### Quelle ###
Die Arbeit erklärt zu ihrem "Ziel" (7, 18, 446), die Entstehungsgeschichte der kursächsischen Universitätsordnung anhand der verfügbaren Quellen darzustellen. Der Hinweis auf die wirkungsgeschichtliche Bedeutung des Textes, der für Leipzig "in [...] Grundzügen bis 1830" (412) gegolten habe, steht eher beiläufig. Für Ludwig besitzen die Entwicklungen, die für das Jahrzehnt bis 1580 aus verstreuten Archivalien akribisch erhoben werden, eine doppelte Relevanz. Zum einen gelten sie als Ausdruck einer Territorialisierung, da Kurfürst August die Vereinheitlichung seines Regierungsgebietes vorangetrieben habe. Zum anderen versteht die Autorin die Vorgänge als "weichenstellend" (429) für die Konfessionalisierung, mit der in Kursachsen die "Grundlage für die große Bedeutung [...] als orthodox-lutherisches Territorium im 17. und 18. Jahrhundert" (446) geschaffen worden sei.
### Datenauszüge ###
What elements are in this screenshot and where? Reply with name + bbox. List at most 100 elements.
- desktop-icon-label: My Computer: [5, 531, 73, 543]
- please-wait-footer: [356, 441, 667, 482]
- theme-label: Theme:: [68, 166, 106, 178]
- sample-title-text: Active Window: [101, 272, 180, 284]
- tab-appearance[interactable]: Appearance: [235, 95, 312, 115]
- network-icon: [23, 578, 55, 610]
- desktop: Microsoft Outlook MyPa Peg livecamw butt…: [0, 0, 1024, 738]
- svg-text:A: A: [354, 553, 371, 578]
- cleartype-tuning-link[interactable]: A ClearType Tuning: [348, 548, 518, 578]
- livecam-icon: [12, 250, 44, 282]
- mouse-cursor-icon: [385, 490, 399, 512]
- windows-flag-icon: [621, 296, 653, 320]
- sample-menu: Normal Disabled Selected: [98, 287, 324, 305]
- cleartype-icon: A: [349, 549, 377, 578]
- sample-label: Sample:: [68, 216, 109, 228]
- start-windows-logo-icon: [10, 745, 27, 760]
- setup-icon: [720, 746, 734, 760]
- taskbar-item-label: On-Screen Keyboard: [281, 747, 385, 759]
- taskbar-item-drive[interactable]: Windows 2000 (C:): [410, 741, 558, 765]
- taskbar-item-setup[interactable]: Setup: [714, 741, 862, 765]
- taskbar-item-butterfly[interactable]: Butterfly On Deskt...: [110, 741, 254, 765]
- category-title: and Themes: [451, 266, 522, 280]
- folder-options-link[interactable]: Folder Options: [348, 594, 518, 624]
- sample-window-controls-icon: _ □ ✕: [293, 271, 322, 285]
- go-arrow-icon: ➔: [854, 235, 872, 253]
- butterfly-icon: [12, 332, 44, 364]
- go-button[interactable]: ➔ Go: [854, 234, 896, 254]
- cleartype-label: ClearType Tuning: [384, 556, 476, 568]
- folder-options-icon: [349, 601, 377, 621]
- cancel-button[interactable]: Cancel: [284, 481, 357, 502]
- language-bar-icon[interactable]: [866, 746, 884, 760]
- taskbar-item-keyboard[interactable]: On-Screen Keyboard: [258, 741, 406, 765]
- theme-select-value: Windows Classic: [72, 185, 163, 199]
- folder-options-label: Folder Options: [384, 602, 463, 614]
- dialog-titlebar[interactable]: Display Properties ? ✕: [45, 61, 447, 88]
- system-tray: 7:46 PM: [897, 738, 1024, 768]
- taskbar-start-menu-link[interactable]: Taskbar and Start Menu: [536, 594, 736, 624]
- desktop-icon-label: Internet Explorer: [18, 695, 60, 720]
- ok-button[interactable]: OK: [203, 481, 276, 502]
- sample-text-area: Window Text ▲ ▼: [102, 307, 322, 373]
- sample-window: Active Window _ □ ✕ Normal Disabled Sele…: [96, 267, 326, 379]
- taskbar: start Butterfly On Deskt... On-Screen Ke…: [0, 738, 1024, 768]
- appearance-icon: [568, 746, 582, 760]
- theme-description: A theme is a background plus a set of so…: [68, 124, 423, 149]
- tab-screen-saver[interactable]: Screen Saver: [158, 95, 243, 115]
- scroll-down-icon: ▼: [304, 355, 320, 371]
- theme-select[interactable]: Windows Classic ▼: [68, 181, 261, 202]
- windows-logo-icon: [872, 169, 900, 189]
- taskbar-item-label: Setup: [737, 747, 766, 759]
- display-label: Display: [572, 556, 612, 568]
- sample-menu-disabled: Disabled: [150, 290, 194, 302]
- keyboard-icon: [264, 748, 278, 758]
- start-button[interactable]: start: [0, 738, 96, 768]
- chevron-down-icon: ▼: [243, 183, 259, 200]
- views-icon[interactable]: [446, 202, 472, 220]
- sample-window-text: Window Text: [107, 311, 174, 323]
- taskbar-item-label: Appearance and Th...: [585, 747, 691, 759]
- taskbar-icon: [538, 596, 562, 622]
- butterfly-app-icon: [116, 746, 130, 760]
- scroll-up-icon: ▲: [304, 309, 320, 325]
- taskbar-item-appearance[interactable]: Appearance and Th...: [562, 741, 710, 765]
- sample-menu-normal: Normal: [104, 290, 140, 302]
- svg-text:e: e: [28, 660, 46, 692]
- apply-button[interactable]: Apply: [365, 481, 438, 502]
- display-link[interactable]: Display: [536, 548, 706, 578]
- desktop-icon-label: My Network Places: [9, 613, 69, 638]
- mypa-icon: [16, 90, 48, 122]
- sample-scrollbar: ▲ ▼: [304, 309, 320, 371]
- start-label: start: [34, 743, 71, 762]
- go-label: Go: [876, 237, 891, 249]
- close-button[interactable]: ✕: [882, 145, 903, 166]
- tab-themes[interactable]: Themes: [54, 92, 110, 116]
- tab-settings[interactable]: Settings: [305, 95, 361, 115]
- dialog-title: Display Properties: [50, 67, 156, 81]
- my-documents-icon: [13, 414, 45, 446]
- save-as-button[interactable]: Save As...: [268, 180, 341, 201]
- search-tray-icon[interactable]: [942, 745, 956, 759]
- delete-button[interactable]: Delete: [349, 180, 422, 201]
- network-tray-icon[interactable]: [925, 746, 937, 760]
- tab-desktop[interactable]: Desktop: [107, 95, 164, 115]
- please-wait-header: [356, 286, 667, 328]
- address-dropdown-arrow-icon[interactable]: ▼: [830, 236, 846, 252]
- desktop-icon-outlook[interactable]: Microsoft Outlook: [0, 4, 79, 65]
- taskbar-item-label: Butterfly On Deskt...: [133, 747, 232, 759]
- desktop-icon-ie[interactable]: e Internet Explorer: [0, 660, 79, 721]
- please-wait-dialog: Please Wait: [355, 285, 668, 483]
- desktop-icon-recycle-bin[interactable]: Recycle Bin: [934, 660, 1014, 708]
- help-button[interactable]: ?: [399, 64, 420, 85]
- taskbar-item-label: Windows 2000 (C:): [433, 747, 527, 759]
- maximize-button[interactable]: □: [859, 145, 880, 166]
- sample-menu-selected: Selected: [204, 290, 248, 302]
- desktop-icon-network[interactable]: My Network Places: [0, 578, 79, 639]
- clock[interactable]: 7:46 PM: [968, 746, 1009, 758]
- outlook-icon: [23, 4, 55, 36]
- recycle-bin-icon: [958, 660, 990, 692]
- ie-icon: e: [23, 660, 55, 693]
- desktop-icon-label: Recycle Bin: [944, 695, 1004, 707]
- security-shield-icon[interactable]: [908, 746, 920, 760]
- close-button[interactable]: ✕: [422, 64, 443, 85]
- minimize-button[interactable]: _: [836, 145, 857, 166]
###
**Aufgaben:**
1. Welcher Kurfürst hat laut der Quelle die Vereinheitlichung seines Regierungsgebietes vorangetrieben?
2. Schreiben Sie aus der Quelle den Abschnitt von „Die Arbeit erklärt“ bis einschließlich „geschaffen worden sei.“ ab.

**Lösungen:**
1. Kurfürst August.

2.
Die Arbeit erklärt zu ihrem "Ziel" (7, 18, 446), die Entstehungsgeschichte der kursächsischen Universitätsordnung anhand der verfügbaren Quellen darzustellen. Der Hinweis auf die wirkungsgeschichtliche Bedeutung des Textes, der für Leipzig "in [...] Grundzügen bis 1830" (412) gegolten habe, steht eher beiläufig. Für Ludwig besitzen die Entwicklungen, die für das Jahrzehnt bis 1580 aus verstreuten Archivalien akribisch erhoben werden, eine doppelte Relevanz. Zum einen gelten sie als Ausdruck einer Territorialisierung, da Kurfürst August die Vereinheitlichung seines Regierungsgebietes vorangetrieben habe. Zum anderen versteht die Autorin die Vorgänge als "weichenstellend" (429) für die Konfessionalisierung, mit der in Kursachsen die "Grundlage für die große Bedeutung [...] als orthodox-lutherisches Territorium im 17. und 18. Jahrhundert" (446) geschaffen worden sei.